Quote all entries exactly, leaving pictures aside.

-- BEGIN Data shown --

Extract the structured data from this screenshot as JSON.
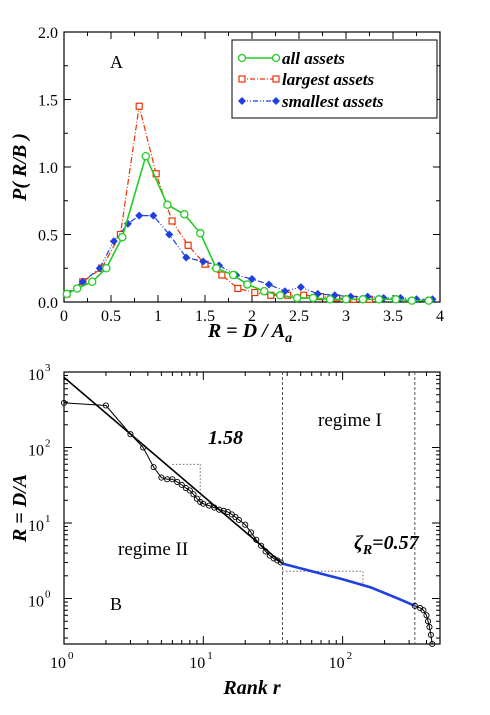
{
  "chart_data": [
    {
      "type": "line",
      "panel_label": "A",
      "xlabel": {
        "main": "R = D / A",
        "sub": "a"
      },
      "ylabel": "P( R/B )",
      "xlim": [
        0,
        4
      ],
      "ylim": [
        0,
        2
      ],
      "xticks": [
        0,
        0.5,
        1,
        1.5,
        2,
        2.5,
        3,
        3.5,
        4
      ],
      "xtick_labels": [
        "0",
        "0.5",
        "1",
        "1.5",
        "2",
        "2.5",
        "3",
        "3.5",
        "4"
      ],
      "yticks": [
        0,
        0.5,
        1,
        1.5,
        2
      ],
      "ytick_labels": [
        "0.0",
        "0.5",
        "1.0",
        "1.5",
        "2.0"
      ],
      "legend_position": "top-right",
      "series": [
        {
          "name": "all assets",
          "color": "#22cc22",
          "marker": "open-circle",
          "line": "solid",
          "x": [
            0.03,
            0.14,
            0.3,
            0.45,
            0.62,
            0.87,
            1.1,
            1.28,
            1.45,
            1.62,
            1.8,
            1.95,
            2.13,
            2.3,
            2.48,
            2.65,
            2.83,
            3.0,
            3.18,
            3.35,
            3.53,
            3.7,
            3.88
          ],
          "y": [
            0.06,
            0.1,
            0.15,
            0.25,
            0.48,
            1.08,
            0.72,
            0.65,
            0.51,
            0.25,
            0.2,
            0.13,
            0.08,
            0.05,
            0.03,
            0.03,
            0.02,
            0.02,
            0.02,
            0.02,
            0.02,
            0.01,
            0.01
          ]
        },
        {
          "name": "largest assets",
          "color": "#ee3300",
          "marker": "open-square",
          "line": "dash-dot",
          "x": [
            0.03,
            0.2,
            0.4,
            0.6,
            0.8,
            0.98,
            1.15,
            1.32,
            1.5,
            1.68,
            1.85,
            2.03,
            2.2,
            2.38,
            2.55,
            2.73,
            2.9,
            3.08,
            3.25
          ],
          "y": [
            0.06,
            0.15,
            0.25,
            0.5,
            1.45,
            0.95,
            0.6,
            0.42,
            0.28,
            0.2,
            0.1,
            0.07,
            0.05,
            0.05,
            0.05,
            0.04,
            0.03,
            0.02,
            0.02
          ]
        },
        {
          "name": "smallest assets",
          "color": "#1f3fe0",
          "marker": "filled-diamond",
          "line": "dash-dot-dot",
          "x": [
            0.03,
            0.2,
            0.38,
            0.53,
            0.68,
            0.8,
            0.95,
            1.12,
            1.3,
            1.48,
            1.65,
            1.83,
            2.0,
            2.18,
            2.35,
            2.52,
            2.7,
            2.88,
            3.05,
            3.23,
            3.4,
            3.58,
            3.75,
            3.92
          ],
          "y": [
            0.06,
            0.15,
            0.25,
            0.45,
            0.58,
            0.64,
            0.64,
            0.5,
            0.33,
            0.3,
            0.27,
            0.2,
            0.17,
            0.13,
            0.08,
            0.11,
            0.06,
            0.05,
            0.04,
            0.04,
            0.03,
            0.03,
            0.02,
            0.02
          ]
        }
      ]
    },
    {
      "type": "line",
      "panel_label": "B",
      "xlabel": "Rank r",
      "ylabel": "R = D/A",
      "xscale": "log",
      "yscale": "log",
      "xlim": [
        1,
        500
      ],
      "ylim": [
        0.25,
        1000
      ],
      "xticks": [
        1,
        10,
        100
      ],
      "yticks": [
        1,
        10,
        100,
        1000
      ],
      "tick_labels": {
        "base": "10",
        "exponents_x": [
          "0",
          "1",
          "2"
        ],
        "exponents_y": [
          "0",
          "1",
          "2",
          "3"
        ]
      },
      "annotations": {
        "slope_1": "1.58",
        "zeta_symbol": "ζ",
        "zeta_sub": "R",
        "zeta_value": "=0.57",
        "regime_1": "regime I",
        "regime_2": "regime II"
      },
      "vertical_lines_x": [
        37,
        330
      ],
      "series": [
        {
          "name": "",
          "color": "#000000",
          "marker": "open-circle",
          "x": [
            1,
            2,
            3,
            3.7,
            4.4,
            5,
            5.5,
            6,
            6.5,
            7,
            7.5,
            8,
            8.5,
            9,
            9.5,
            10,
            11,
            12,
            13,
            14,
            15,
            16,
            17,
            18,
            20,
            22,
            24,
            26,
            28,
            30,
            32,
            34,
            36
          ],
          "y": [
            390,
            360,
            150,
            100,
            55,
            40,
            38,
            38,
            35,
            32,
            29,
            27,
            24,
            21,
            19,
            18,
            17,
            16,
            15,
            14.5,
            14,
            13,
            12,
            11,
            9.5,
            7.5,
            6.0,
            5.0,
            4.2,
            3.7,
            3.4,
            3.2,
            3.0
          ]
        },
        {
          "name": "",
          "color": "#1f3fe0",
          "marker": "none",
          "x": [
            37,
            60,
            100,
            160,
            250,
            330
          ],
          "y": [
            2.9,
            2.3,
            1.8,
            1.4,
            1.0,
            0.8
          ]
        },
        {
          "name": "",
          "color": "#000000",
          "marker": "open-circle",
          "x": [
            330,
            360,
            380,
            400,
            410,
            420,
            430,
            440
          ],
          "y": [
            0.8,
            0.75,
            0.7,
            0.6,
            0.5,
            0.42,
            0.33,
            0.25
          ]
        },
        {
          "name": "power-law fit",
          "color": "#000000",
          "marker": "none",
          "x": [
            1,
            37
          ],
          "y": [
            850,
            2.9
          ]
        }
      ],
      "guide_segments": [
        {
          "x": [
            6,
            9.5
          ],
          "y": [
            60,
            60
          ]
        },
        {
          "x": [
            9.5,
            9.5
          ],
          "y": [
            60,
            18
          ]
        },
        {
          "x": [
            37,
            140
          ],
          "y": [
            2.3,
            2.3
          ]
        },
        {
          "x": [
            140,
            140
          ],
          "y": [
            2.3,
            1.5
          ]
        }
      ]
    }
  ]
}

-- END Data shown --

=== Solution for this exercise ===
Extract the structured data from this screenshot as JSON.
{
  "chart_data": [
    {
      "type": "line",
      "panel_label": "A",
      "xlabel": {
        "main": "R = D / A",
        "sub": "a"
      },
      "ylabel": "P( R/B )",
      "xlim": [
        0,
        4
      ],
      "ylim": [
        0,
        2
      ],
      "xticks": [
        0,
        0.5,
        1,
        1.5,
        2,
        2.5,
        3,
        3.5,
        4
      ],
      "xtick_labels": [
        "0",
        "0.5",
        "1",
        "1.5",
        "2",
        "2.5",
        "3",
        "3.5",
        "4"
      ],
      "yticks": [
        0,
        0.5,
        1,
        1.5,
        2
      ],
      "ytick_labels": [
        "0.0",
        "0.5",
        "1.0",
        "1.5",
        "2.0"
      ],
      "legend_position": "top-right",
      "series": [
        {
          "name": "all assets",
          "color": "#22cc22",
          "marker": "open-circle",
          "line": "solid",
          "x": [
            0.03,
            0.14,
            0.3,
            0.45,
            0.62,
            0.87,
            1.1,
            1.28,
            1.45,
            1.62,
            1.8,
            1.95,
            2.13,
            2.3,
            2.48,
            2.65,
            2.83,
            3.0,
            3.18,
            3.35,
            3.53,
            3.7,
            3.88
          ],
          "y": [
            0.06,
            0.1,
            0.15,
            0.25,
            0.48,
            1.08,
            0.72,
            0.65,
            0.51,
            0.25,
            0.2,
            0.13,
            0.08,
            0.05,
            0.03,
            0.03,
            0.02,
            0.02,
            0.02,
            0.02,
            0.02,
            0.01,
            0.01
          ]
        },
        {
          "name": "largest assets",
          "color": "#ee3300",
          "marker": "open-square",
          "line": "dash-dot",
          "x": [
            0.03,
            0.2,
            0.4,
            0.6,
            0.8,
            0.98,
            1.15,
            1.32,
            1.5,
            1.68,
            1.85,
            2.03,
            2.2,
            2.38,
            2.55,
            2.73,
            2.9,
            3.08,
            3.25
          ],
          "y": [
            0.06,
            0.15,
            0.25,
            0.5,
            1.45,
            0.95,
            0.6,
            0.42,
            0.28,
            0.2,
            0.1,
            0.07,
            0.05,
            0.05,
            0.05,
            0.04,
            0.03,
            0.02,
            0.02
          ]
        },
        {
          "name": "smallest assets",
          "color": "#1f3fe0",
          "marker": "filled-diamond",
          "line": "dash-dot-dot",
          "x": [
            0.03,
            0.2,
            0.38,
            0.53,
            0.68,
            0.8,
            0.95,
            1.12,
            1.3,
            1.48,
            1.65,
            1.83,
            2.0,
            2.18,
            2.35,
            2.52,
            2.7,
            2.88,
            3.05,
            3.23,
            3.4,
            3.58,
            3.75,
            3.92
          ],
          "y": [
            0.06,
            0.15,
            0.25,
            0.45,
            0.58,
            0.64,
            0.64,
            0.5,
            0.33,
            0.3,
            0.27,
            0.2,
            0.17,
            0.13,
            0.08,
            0.11,
            0.06,
            0.05,
            0.04,
            0.04,
            0.03,
            0.03,
            0.02,
            0.02
          ]
        }
      ]
    },
    {
      "type": "line",
      "panel_label": "B",
      "xlabel": "Rank r",
      "ylabel": "R = D/A",
      "xscale": "log",
      "yscale": "log",
      "xlim": [
        1,
        500
      ],
      "ylim": [
        0.25,
        1000
      ],
      "xticks": [
        1,
        10,
        100
      ],
      "yticks": [
        1,
        10,
        100,
        1000
      ],
      "tick_labels": {
        "base": "10",
        "exponents_x": [
          "0",
          "1",
          "2"
        ],
        "exponents_y": [
          "0",
          "1",
          "2",
          "3"
        ]
      },
      "annotations": {
        "slope_1": "1.58",
        "zeta_symbol": "ζ",
        "zeta_sub": "R",
        "zeta_value": "=0.57",
        "regime_1": "regime I",
        "regime_2": "regime II"
      },
      "vertical_lines_x": [
        37,
        330
      ],
      "series": [
        {
          "name": "",
          "color": "#000000",
          "marker": "open-circle",
          "x": [
            1,
            2,
            3,
            3.7,
            4.4,
            5,
            5.5,
            6,
            6.5,
            7,
            7.5,
            8,
            8.5,
            9,
            9.5,
            10,
            11,
            12,
            13,
            14,
            15,
            16,
            17,
            18,
            20,
            22,
            24,
            26,
            28,
            30,
            32,
            34,
            36
          ],
          "y": [
            390,
            360,
            150,
            100,
            55,
            40,
            38,
            38,
            35,
            32,
            29,
            27,
            24,
            21,
            19,
            18,
            17,
            16,
            15,
            14.5,
            14,
            13,
            12,
            11,
            9.5,
            7.5,
            6.0,
            5.0,
            4.2,
            3.7,
            3.4,
            3.2,
            3.0
          ]
        },
        {
          "name": "",
          "color": "#1f3fe0",
          "marker": "none",
          "x": [
            37,
            60,
            100,
            160,
            250,
            330
          ],
          "y": [
            2.9,
            2.3,
            1.8,
            1.4,
            1.0,
            0.8
          ]
        },
        {
          "name": "",
          "color": "#000000",
          "marker": "open-circle",
          "x": [
            330,
            360,
            380,
            400,
            410,
            420,
            430,
            440
          ],
          "y": [
            0.8,
            0.75,
            0.7,
            0.6,
            0.5,
            0.42,
            0.33,
            0.25
          ]
        },
        {
          "name": "power-law fit",
          "color": "#000000",
          "marker": "none",
          "x": [
            1,
            37
          ],
          "y": [
            850,
            2.9
          ]
        }
      ],
      "guide_segments": [
        {
          "x": [
            6,
            9.5
          ],
          "y": [
            60,
            60
          ]
        },
        {
          "x": [
            9.5,
            9.5
          ],
          "y": [
            60,
            18
          ]
        },
        {
          "x": [
            37,
            140
          ],
          "y": [
            2.3,
            2.3
          ]
        },
        {
          "x": [
            140,
            140
          ],
          "y": [
            2.3,
            1.5
          ]
        }
      ]
    }
  ]
}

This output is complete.